**Work to complete**: The data below is to be returned in full and exactly.

**Records shown**:
· · · · · · ·
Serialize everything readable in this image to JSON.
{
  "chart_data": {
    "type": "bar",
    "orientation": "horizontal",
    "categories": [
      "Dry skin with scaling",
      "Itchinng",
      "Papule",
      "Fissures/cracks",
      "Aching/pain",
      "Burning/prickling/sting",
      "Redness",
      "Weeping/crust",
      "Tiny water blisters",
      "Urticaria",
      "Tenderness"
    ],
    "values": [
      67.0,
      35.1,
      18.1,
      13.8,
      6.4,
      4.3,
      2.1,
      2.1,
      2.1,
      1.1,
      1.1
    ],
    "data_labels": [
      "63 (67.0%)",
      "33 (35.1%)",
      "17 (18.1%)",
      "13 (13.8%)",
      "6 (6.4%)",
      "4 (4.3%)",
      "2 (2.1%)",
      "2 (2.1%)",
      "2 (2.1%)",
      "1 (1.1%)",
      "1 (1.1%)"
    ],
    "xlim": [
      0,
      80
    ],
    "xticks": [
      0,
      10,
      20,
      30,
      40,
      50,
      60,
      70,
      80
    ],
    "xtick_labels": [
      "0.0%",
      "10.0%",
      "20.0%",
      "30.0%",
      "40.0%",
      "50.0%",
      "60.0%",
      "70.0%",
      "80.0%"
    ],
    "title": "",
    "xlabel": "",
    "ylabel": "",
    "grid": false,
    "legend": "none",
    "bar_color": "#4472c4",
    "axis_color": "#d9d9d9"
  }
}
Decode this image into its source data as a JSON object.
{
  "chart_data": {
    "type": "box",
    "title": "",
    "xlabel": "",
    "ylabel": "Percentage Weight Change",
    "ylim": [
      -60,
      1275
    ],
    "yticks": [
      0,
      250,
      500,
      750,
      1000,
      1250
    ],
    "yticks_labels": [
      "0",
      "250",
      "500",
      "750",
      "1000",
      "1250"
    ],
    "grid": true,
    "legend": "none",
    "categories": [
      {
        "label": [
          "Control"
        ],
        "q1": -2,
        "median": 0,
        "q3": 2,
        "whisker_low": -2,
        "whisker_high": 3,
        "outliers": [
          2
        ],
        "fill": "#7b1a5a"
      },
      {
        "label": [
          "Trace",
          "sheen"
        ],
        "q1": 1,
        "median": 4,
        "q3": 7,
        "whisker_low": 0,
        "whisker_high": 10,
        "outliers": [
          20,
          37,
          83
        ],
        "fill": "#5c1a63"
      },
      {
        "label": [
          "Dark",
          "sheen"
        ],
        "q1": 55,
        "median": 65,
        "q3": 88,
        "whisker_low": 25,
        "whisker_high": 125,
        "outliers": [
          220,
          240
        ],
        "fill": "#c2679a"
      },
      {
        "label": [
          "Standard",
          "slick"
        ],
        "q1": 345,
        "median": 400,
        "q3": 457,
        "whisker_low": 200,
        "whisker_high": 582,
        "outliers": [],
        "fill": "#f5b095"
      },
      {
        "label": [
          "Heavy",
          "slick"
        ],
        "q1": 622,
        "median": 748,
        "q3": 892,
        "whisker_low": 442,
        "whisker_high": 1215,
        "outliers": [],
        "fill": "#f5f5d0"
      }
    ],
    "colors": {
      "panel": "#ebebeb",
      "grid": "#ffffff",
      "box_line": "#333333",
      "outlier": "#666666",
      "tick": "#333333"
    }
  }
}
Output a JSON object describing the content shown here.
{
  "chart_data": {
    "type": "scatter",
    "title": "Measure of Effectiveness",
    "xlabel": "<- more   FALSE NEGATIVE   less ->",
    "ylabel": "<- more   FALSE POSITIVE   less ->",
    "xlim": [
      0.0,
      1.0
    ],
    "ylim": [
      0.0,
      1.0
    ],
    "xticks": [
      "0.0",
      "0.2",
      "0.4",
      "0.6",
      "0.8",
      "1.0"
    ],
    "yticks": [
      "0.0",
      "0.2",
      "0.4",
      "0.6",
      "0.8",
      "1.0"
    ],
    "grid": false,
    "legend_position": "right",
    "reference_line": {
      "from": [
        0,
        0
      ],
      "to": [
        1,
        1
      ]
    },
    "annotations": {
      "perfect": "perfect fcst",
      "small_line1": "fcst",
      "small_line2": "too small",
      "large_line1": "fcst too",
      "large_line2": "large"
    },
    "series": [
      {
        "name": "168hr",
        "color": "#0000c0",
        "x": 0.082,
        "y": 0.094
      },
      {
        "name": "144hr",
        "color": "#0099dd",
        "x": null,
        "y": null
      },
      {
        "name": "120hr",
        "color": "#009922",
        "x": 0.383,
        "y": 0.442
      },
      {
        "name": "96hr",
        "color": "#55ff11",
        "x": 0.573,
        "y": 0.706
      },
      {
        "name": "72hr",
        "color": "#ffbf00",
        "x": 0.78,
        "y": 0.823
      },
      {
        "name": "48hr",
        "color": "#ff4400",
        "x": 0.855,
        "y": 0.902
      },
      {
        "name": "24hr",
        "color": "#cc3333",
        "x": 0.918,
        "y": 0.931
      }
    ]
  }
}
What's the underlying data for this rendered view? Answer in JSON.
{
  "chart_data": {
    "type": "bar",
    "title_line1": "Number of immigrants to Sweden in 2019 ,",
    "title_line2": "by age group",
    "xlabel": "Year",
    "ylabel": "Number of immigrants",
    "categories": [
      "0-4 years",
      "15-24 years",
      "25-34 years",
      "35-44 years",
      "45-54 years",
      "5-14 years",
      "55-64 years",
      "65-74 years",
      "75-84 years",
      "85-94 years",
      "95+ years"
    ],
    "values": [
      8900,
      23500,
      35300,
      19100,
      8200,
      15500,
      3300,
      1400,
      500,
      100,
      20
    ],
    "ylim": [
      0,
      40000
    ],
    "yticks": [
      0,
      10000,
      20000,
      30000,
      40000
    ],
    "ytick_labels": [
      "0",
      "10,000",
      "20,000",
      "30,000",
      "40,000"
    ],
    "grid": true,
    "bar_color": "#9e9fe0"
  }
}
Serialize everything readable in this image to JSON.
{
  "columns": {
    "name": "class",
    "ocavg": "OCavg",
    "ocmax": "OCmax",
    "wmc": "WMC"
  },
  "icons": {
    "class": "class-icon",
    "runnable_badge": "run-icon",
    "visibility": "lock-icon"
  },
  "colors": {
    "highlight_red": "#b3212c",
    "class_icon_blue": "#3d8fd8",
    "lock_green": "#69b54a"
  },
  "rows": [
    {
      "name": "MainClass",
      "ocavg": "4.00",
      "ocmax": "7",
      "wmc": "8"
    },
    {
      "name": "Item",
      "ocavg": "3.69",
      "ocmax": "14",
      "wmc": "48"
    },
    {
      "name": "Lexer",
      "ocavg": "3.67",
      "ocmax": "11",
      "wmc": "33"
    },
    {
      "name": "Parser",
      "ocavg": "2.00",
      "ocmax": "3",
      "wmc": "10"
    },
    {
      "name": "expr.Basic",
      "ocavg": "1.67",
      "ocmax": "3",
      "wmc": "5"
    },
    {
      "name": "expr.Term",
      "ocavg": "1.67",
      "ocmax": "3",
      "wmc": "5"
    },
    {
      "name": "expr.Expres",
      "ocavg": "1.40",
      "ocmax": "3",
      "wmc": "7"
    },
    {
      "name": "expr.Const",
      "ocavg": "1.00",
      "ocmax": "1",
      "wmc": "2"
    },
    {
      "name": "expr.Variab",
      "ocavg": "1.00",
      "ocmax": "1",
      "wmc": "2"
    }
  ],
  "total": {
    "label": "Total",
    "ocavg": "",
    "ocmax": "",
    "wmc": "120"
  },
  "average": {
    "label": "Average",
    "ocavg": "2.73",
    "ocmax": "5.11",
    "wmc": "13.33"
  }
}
· · · · · · ·
**Task solution**:
Serialize everything readable in this image to JSON.
{
  "chart_data": {
    "type": "bar",
    "orientation": "horizontal",
    "categories": [
      "Dry skin with scaling",
      "Itchinng",
      "Papule",
      "Fissures/cracks",
      "Aching/pain",
      "Burning/prickling/sting",
      "Redness",
      "Weeping/crust",
      "Tiny water blisters",
      "Urticaria",
      "Tenderness"
    ],
    "values": [
      67.0,
      35.1,
      18.1,
      13.8,
      6.4,
      4.3,
      2.1,
      2.1,
      2.1,
      1.1,
      1.1
    ],
    "data_labels": [
      "63 (67.0%)",
      "33 (35.1%)",
      "17 (18.1%)",
      "13 (13.8%)",
      "6 (6.4%)",
      "4 (4.3%)",
      "2 (2.1%)",
      "2 (2.1%)",
      "2 (2.1%)",
      "1 (1.1%)",
      "1 (1.1%)"
    ],
    "xlim": [
      0,
      80
    ],
    "xticks": [
      0,
      10,
      20,
      30,
      40,
      50,
      60,
      70,
      80
    ],
    "xtick_labels": [
      "0.0%",
      "10.0%",
      "20.0%",
      "30.0%",
      "40.0%",
      "50.0%",
      "60.0%",
      "70.0%",
      "80.0%"
    ],
    "title": "",
    "xlabel": "",
    "ylabel": "",
    "grid": false,
    "legend": "none",
    "bar_color": "#4472c4",
    "axis_color": "#d9d9d9"
  }
}
Decode this image into its source data as a JSON object.
{
  "chart_data": {
    "type": "box",
    "title": "",
    "xlabel": "",
    "ylabel": "Percentage Weight Change",
    "ylim": [
      -60,
      1275
    ],
    "yticks": [
      0,
      250,
      500,
      750,
      1000,
      1250
    ],
    "yticks_labels": [
      "0",
      "250",
      "500",
      "750",
      "1000",
      "1250"
    ],
    "grid": true,
    "legend": "none",
    "categories": [
      {
        "label": [
          "Control"
        ],
        "q1": -2,
        "median": 0,
        "q3": 2,
        "whisker_low": -2,
        "whisker_high": 3,
        "outliers": [
          2
        ],
        "fill": "#7b1a5a"
      },
      {
        "label": [
          "Trace",
          "sheen"
        ],
        "q1": 1,
        "median": 4,
        "q3": 7,
        "whisker_low": 0,
        "whisker_high": 10,
        "outliers": [
          20,
          37,
          83
        ],
        "fill": "#5c1a63"
      },
      {
        "label": [
          "Dark",
          "sheen"
        ],
        "q1": 55,
        "median": 65,
        "q3": 88,
        "whisker_low": 25,
        "whisker_high": 125,
        "outliers": [
          220,
          240
        ],
        "fill": "#c2679a"
      },
      {
        "label": [
          "Standard",
          "slick"
        ],
        "q1": 345,
        "median": 400,
        "q3": 457,
        "whisker_low": 200,
        "whisker_high": 582,
        "outliers": [],
        "fill": "#f5b095"
      },
      {
        "label": [
          "Heavy",
          "slick"
        ],
        "q1": 622,
        "median": 748,
        "q3": 892,
        "whisker_low": 442,
        "whisker_high": 1215,
        "outliers": [],
        "fill": "#f5f5d0"
      }
    ],
    "colors": {
      "panel": "#ebebeb",
      "grid": "#ffffff",
      "box_line": "#333333",
      "outlier": "#666666",
      "tick": "#333333"
    }
  }
}
Output a JSON object describing the content shown here.
{
  "chart_data": {
    "type": "scatter",
    "title": "Measure of Effectiveness",
    "xlabel": "<- more   FALSE NEGATIVE   less ->",
    "ylabel": "<- more   FALSE POSITIVE   less ->",
    "xlim": [
      0.0,
      1.0
    ],
    "ylim": [
      0.0,
      1.0
    ],
    "xticks": [
      "0.0",
      "0.2",
      "0.4",
      "0.6",
      "0.8",
      "1.0"
    ],
    "yticks": [
      "0.0",
      "0.2",
      "0.4",
      "0.6",
      "0.8",
      "1.0"
    ],
    "grid": false,
    "legend_position": "right",
    "reference_line": {
      "from": [
        0,
        0
      ],
      "to": [
        1,
        1
      ]
    },
    "annotations": {
      "perfect": "perfect fcst",
      "small_line1": "fcst",
      "small_line2": "too small",
      "large_line1": "fcst too",
      "large_line2": "large"
    },
    "series": [
      {
        "name": "168hr",
        "color": "#0000c0",
        "x": 0.082,
        "y": 0.094
      },
      {
        "name": "144hr",
        "color": "#0099dd",
        "x": null,
        "y": null
      },
      {
        "name": "120hr",
        "color": "#009922",
        "x": 0.383,
        "y": 0.442
      },
      {
        "name": "96hr",
        "color": "#55ff11",
        "x": 0.573,
        "y": 0.706
      },
      {
        "name": "72hr",
        "color": "#ffbf00",
        "x": 0.78,
        "y": 0.823
      },
      {
        "name": "48hr",
        "color": "#ff4400",
        "x": 0.855,
        "y": 0.902
      },
      {
        "name": "24hr",
        "color": "#cc3333",
        "x": 0.918,
        "y": 0.931
      }
    ]
  }
}
What's the underlying data for this rendered view? Answer in JSON.
{
  "chart_data": {
    "type": "bar",
    "title_line1": "Number of immigrants to Sweden in 2019 ,",
    "title_line2": "by age group",
    "xlabel": "Year",
    "ylabel": "Number of immigrants",
    "categories": [
      "0-4 years",
      "15-24 years",
      "25-34 years",
      "35-44 years",
      "45-54 years",
      "5-14 years",
      "55-64 years",
      "65-74 years",
      "75-84 years",
      "85-94 years",
      "95+ years"
    ],
    "values": [
      8900,
      23500,
      35300,
      19100,
      8200,
      15500,
      3300,
      1400,
      500,
      100,
      20
    ],
    "ylim": [
      0,
      40000
    ],
    "yticks": [
      0,
      10000,
      20000,
      30000,
      40000
    ],
    "ytick_labels": [
      "0",
      "10,000",
      "20,000",
      "30,000",
      "40,000"
    ],
    "grid": true,
    "bar_color": "#9e9fe0"
  }
}
Serialize everything readable in this image to JSON.
{
  "columns": {
    "name": "class",
    "ocavg": "OCavg",
    "ocmax": "OCmax",
    "wmc": "WMC"
  },
  "icons": {
    "class": "class-icon",
    "runnable_badge": "run-icon",
    "visibility": "lock-icon"
  },
  "colors": {
    "highlight_red": "#b3212c",
    "class_icon_blue": "#3d8fd8",
    "lock_green": "#69b54a"
  },
  "rows": [
    {
      "name": "MainClass",
      "ocavg": "4.00",
      "ocmax": "7",
      "wmc": "8"
    },
    {
      "name": "Item",
      "ocavg": "3.69",
      "ocmax": "14",
      "wmc": "48"
    },
    {
      "name": "Lexer",
      "ocavg": "3.67",
      "ocmax": "11",
      "wmc": "33"
    },
    {
      "name": "Parser",
      "ocavg": "2.00",
      "ocmax": "3",
      "wmc": "10"
    },
    {
      "name": "expr.Basic",
      "ocavg": "1.67",
      "ocmax": "3",
      "wmc": "5"
    },
    {
      "name": "expr.Term",
      "ocavg": "1.67",
      "ocmax": "3",
      "wmc": "5"
    },
    {
      "name": "expr.Expres",
      "ocavg": "1.40",
      "ocmax": "3",
      "wmc": "7"
    },
    {
      "name": "expr.Const",
      "ocavg": "1.00",
      "ocmax": "1",
      "wmc": "2"
    },
    {
      "name": "expr.Variab",
      "ocavg": "1.00",
      "ocmax": "1",
      "wmc": "2"
    }
  ],
  "total": {
    "label": "Total",
    "ocavg": "",
    "ocmax": "",
    "wmc": "120"
  },
  "average": {
    "label": "Average",
    "ocavg": "2.73",
    "ocmax": "5.11",
    "wmc": "13.33"
  }
}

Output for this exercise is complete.